Saved data entries:
■ ■ ■ ■ ■

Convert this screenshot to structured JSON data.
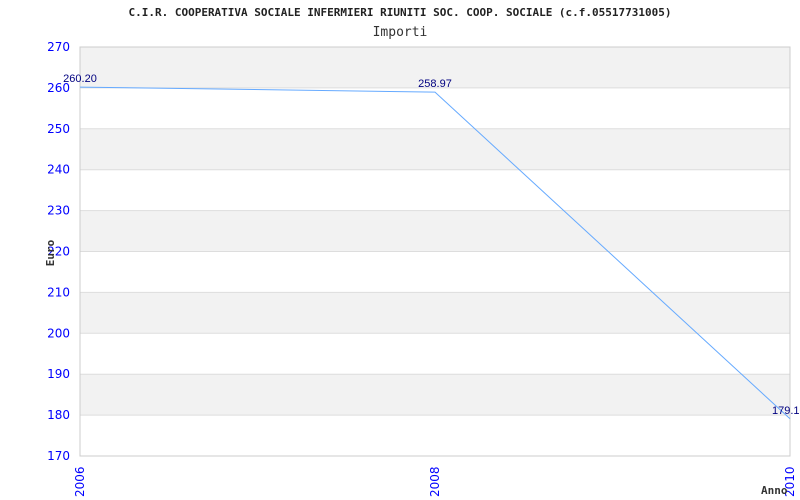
{
  "chart_data": {
    "type": "line",
    "title": "C.I.R. COOPERATIVA SOCIALE INFERMIERI RIUNITI SOC. COOP. SOCIALE (c.f.05517731005)",
    "subtitle": "Importi",
    "xlabel": "Anno",
    "ylabel": "Euro",
    "x": [
      "2006",
      "2008",
      "2010"
    ],
    "series": [
      {
        "values": [
          260.2,
          258.97,
          179.1
        ]
      }
    ],
    "ylim": [
      170,
      270
    ],
    "yticks": [
      170,
      180,
      190,
      200,
      210,
      220,
      230,
      240,
      250,
      260,
      270
    ],
    "grid": true,
    "colors": {
      "line": "#66aaff",
      "label": "#000080",
      "tick": "#0000ff",
      "band": "#f2f2f2",
      "grid": "#dddddd"
    }
  }
}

■ ■ ■ ■ ■

Exercise:
Transcribe the whole listing, character for character, but not its images.

Solution to this problem:
Convert this screenshot to structured JSON data.
{
  "chart_data": {
    "type": "line",
    "title": "C.I.R. COOPERATIVA SOCIALE INFERMIERI RIUNITI SOC. COOP. SOCIALE (c.f.05517731005)",
    "subtitle": "Importi",
    "xlabel": "Anno",
    "ylabel": "Euro",
    "x": [
      "2006",
      "2008",
      "2010"
    ],
    "series": [
      {
        "values": [
          260.2,
          258.97,
          179.1
        ]
      }
    ],
    "ylim": [
      170,
      270
    ],
    "yticks": [
      170,
      180,
      190,
      200,
      210,
      220,
      230,
      240,
      250,
      260,
      270
    ],
    "grid": true,
    "colors": {
      "line": "#66aaff",
      "label": "#000080",
      "tick": "#0000ff",
      "band": "#f2f2f2",
      "grid": "#dddddd"
    }
  }
}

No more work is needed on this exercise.